Source records:
- - -

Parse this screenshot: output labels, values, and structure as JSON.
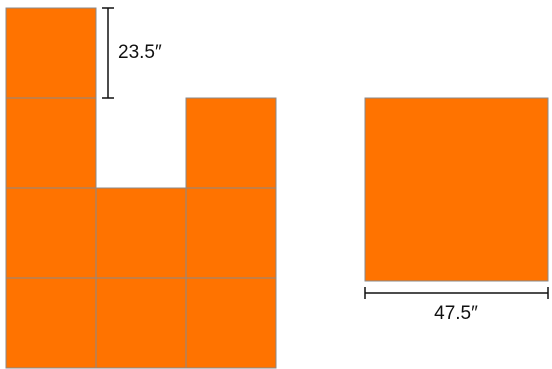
{
  "colors": {
    "tile_fill": "#ff7300",
    "tile_stroke": "#8a8a8a",
    "dimension_line": "#111111",
    "text": "#111111"
  },
  "left_shape": {
    "tiles": [
      {
        "row": 0,
        "col": 0
      },
      {
        "row": 1,
        "col": 0
      },
      {
        "row": 1,
        "col": 2
      },
      {
        "row": 2,
        "col": 0
      },
      {
        "row": 2,
        "col": 1
      },
      {
        "row": 2,
        "col": 2
      },
      {
        "row": 3,
        "col": 0
      },
      {
        "row": 3,
        "col": 1
      },
      {
        "row": 3,
        "col": 2
      }
    ]
  },
  "tile_dimension": {
    "label": "23.5″"
  },
  "right_shape": {
    "label": "47.5″"
  }
}
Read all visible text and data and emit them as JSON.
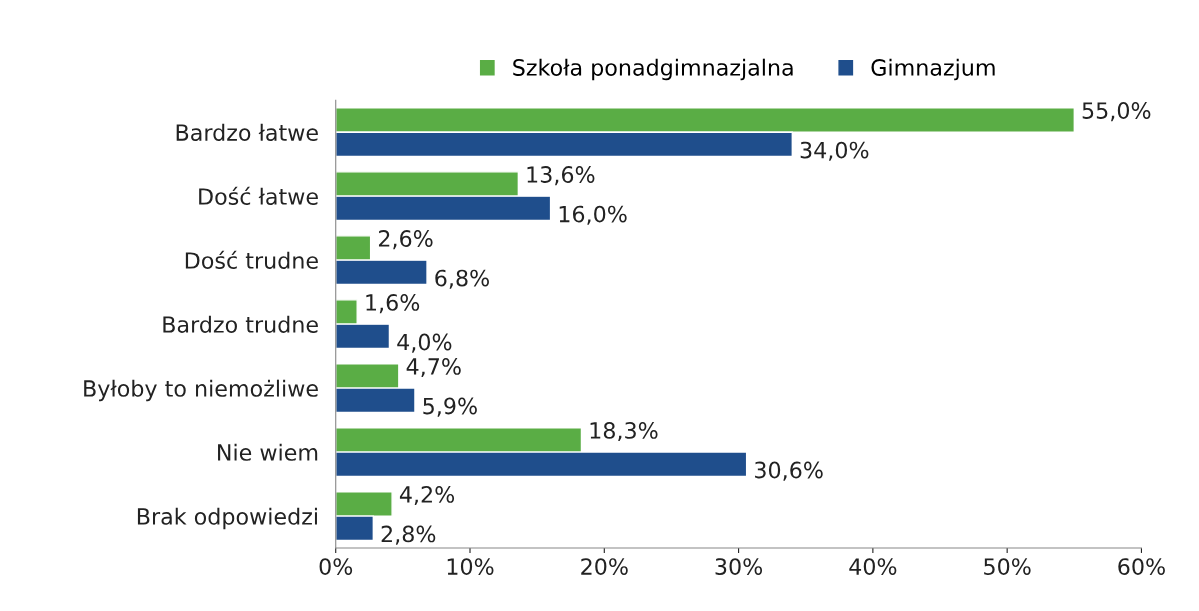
{
  "chart_data": {
    "type": "bar",
    "orientation": "horizontal",
    "categories": [
      "Bardzo łatwe",
      "Dość łatwe",
      "Dość trudne",
      "Bardzo trudne",
      "Byłoby to niemożliwe",
      "Nie wiem",
      "Brak odpowiedzi"
    ],
    "series": [
      {
        "name": "Szkoła ponadgimnazjalna",
        "color": "#5aad45",
        "values": [
          55.0,
          13.6,
          2.6,
          1.6,
          4.7,
          18.3,
          4.2
        ],
        "value_labels": [
          "55,0%",
          "13,6%",
          "2,6%",
          "1,6%",
          "4,7%",
          "18,3%",
          "4,2%"
        ]
      },
      {
        "name": "Gimnazjum",
        "color": "#1f4e8c",
        "values": [
          34.0,
          16.0,
          6.8,
          4.0,
          5.9,
          30.6,
          2.8
        ],
        "value_labels": [
          "34,0%",
          "16,0%",
          "6,8%",
          "4,0%",
          "5,9%",
          "30,6%",
          "2,8%"
        ]
      }
    ],
    "xlim": [
      0,
      60
    ],
    "xticks": [
      {
        "value": 0,
        "label": "0%"
      },
      {
        "value": 10,
        "label": "10%"
      },
      {
        "value": 20,
        "label": "20%"
      },
      {
        "value": 30,
        "label": "30%"
      },
      {
        "value": 40,
        "label": "40%"
      },
      {
        "value": 50,
        "label": "50%"
      },
      {
        "value": 60,
        "label": "60%"
      }
    ],
    "grid": false,
    "legend": "top"
  }
}
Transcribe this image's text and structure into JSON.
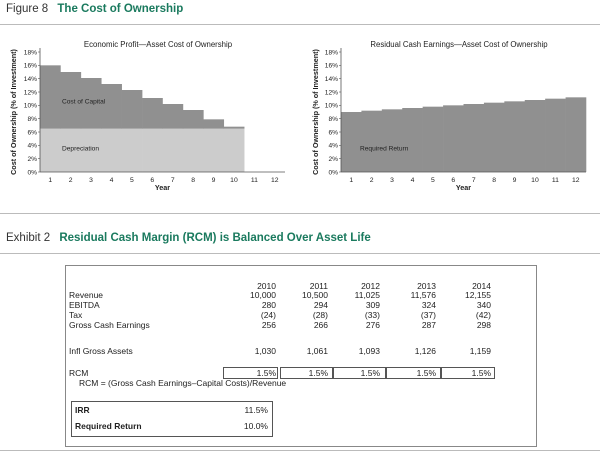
{
  "figure": {
    "number": "Figure 8",
    "title": "The Cost of Ownership"
  },
  "exhibit": {
    "number": "Exhibit 2",
    "title": "Residual Cash Margin (RCM) is Balanced Over Asset Life"
  },
  "chart_data": [
    {
      "type": "area",
      "title": "Economic Profit—Asset Cost of Ownership",
      "xlabel": "Year",
      "ylabel": "Cost of Ownership (% of Investment)",
      "x": [
        1,
        2,
        3,
        4,
        5,
        6,
        7,
        8,
        9,
        10,
        11,
        12
      ],
      "ylim": [
        0,
        18
      ],
      "yticks": [
        "0%",
        "2%",
        "4%",
        "6%",
        "8%",
        "10%",
        "12%",
        "14%",
        "16%",
        "18%"
      ],
      "series": [
        {
          "name": "Depreciation",
          "values": [
            6.5,
            6.5,
            6.5,
            6.5,
            6.5,
            6.5,
            6.5,
            6.5,
            6.5,
            6.5,
            0,
            0
          ]
        },
        {
          "name": "Cost of Capital",
          "values": [
            9.5,
            8.5,
            7.6,
            6.7,
            5.8,
            4.6,
            3.7,
            2.8,
            1.4,
            0.3,
            0,
            0
          ]
        }
      ],
      "annotations": [
        "Cost of Capital",
        "Depreciation"
      ],
      "grid": false
    },
    {
      "type": "area",
      "title": "Residual Cash Earnings—Asset Cost of Ownership",
      "xlabel": "Year",
      "ylabel": "Cost of Ownership (% of Investment)",
      "x": [
        1,
        2,
        3,
        4,
        5,
        6,
        7,
        8,
        9,
        10,
        11,
        12
      ],
      "ylim": [
        0,
        18
      ],
      "yticks": [
        "0%",
        "2%",
        "4%",
        "6%",
        "8%",
        "10%",
        "12%",
        "14%",
        "16%",
        "18%"
      ],
      "series": [
        {
          "name": "Required Return",
          "values": [
            9.0,
            9.2,
            9.4,
            9.6,
            9.8,
            10.0,
            10.2,
            10.4,
            10.6,
            10.8,
            11.0,
            11.2
          ]
        }
      ],
      "annotations": [
        "Required Return"
      ],
      "grid": false
    },
    {
      "type": "table",
      "columns": [
        "2010",
        "2011",
        "2012",
        "2013",
        "2014"
      ],
      "rows": [
        {
          "label": "Revenue",
          "values": [
            "10,000",
            "10,500",
            "11,025",
            "11,576",
            "12,155"
          ]
        },
        {
          "label": "EBITDA",
          "values": [
            "280",
            "294",
            "309",
            "324",
            "340"
          ]
        },
        {
          "label": "Tax",
          "values": [
            "(24)",
            "(28)",
            "(33)",
            "(37)",
            "(42)"
          ]
        },
        {
          "label": "Gross Cash Earnings",
          "values": [
            "256",
            "266",
            "276",
            "287",
            "298"
          ]
        },
        {
          "label": "Infl Gross Assets",
          "values": [
            "1,030",
            "1,061",
            "1,093",
            "1,126",
            "1,159"
          ]
        },
        {
          "label": "RCM",
          "values": [
            "1.5%",
            "1.5%",
            "1.5%",
            "1.5%",
            "1.5%"
          ]
        }
      ],
      "rcm_formula": "RCM = (Gross Cash Earnings–Capital Costs)/Revenue",
      "summary": [
        {
          "label": "IRR",
          "value": "11.5%"
        },
        {
          "label": "Required Return",
          "value": "10.0%"
        }
      ]
    }
  ]
}
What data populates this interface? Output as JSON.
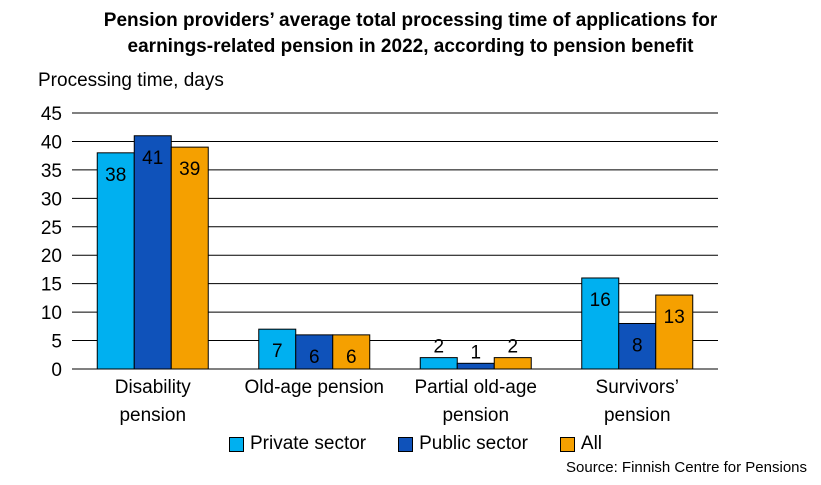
{
  "chart_data": {
    "type": "bar",
    "title_line1": "Pension providers’ average total processing time of applications for",
    "title_line2": "earnings-related pension in 2022,  according to pension benefit",
    "ylabel": "Processing time, days",
    "xlabel": "",
    "ylim": [
      0,
      45
    ],
    "yticks": [
      0,
      5,
      10,
      15,
      20,
      25,
      30,
      35,
      40,
      45
    ],
    "grid": true,
    "legend_placement": "bottom",
    "categories": [
      {
        "line1": "Disability",
        "line2": "pension"
      },
      {
        "line1": "Old-age pension",
        "line2": ""
      },
      {
        "line1": "Partial old-age",
        "line2": "pension"
      },
      {
        "line1": "Survivors’",
        "line2": "pension"
      }
    ],
    "series": [
      {
        "name": "Private sector",
        "color": "#00b0f0",
        "values": [
          38,
          7,
          2,
          16
        ]
      },
      {
        "name": "Public sector",
        "color": "#0f52ba",
        "values": [
          41,
          6,
          1,
          8
        ]
      },
      {
        "name": "All",
        "color": "#f5a000",
        "values": [
          39,
          6,
          2,
          13
        ]
      }
    ],
    "source": "Source: Finnish Centre for Pensions"
  }
}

- - -

Requirements: Scan the material above. Copy each line where "Ownership" occurs.

Final result:
    "title": "The Cost of Ownership"
      "title": "Economic Profit—Asset Cost of Ownership",
      "ylabel": "Cost of Ownership (% of Investment)",
      "title": "Residual Cash Earnings—Asset Cost of Ownership",
      "ylabel": "Cost of Ownership (% of Investment)",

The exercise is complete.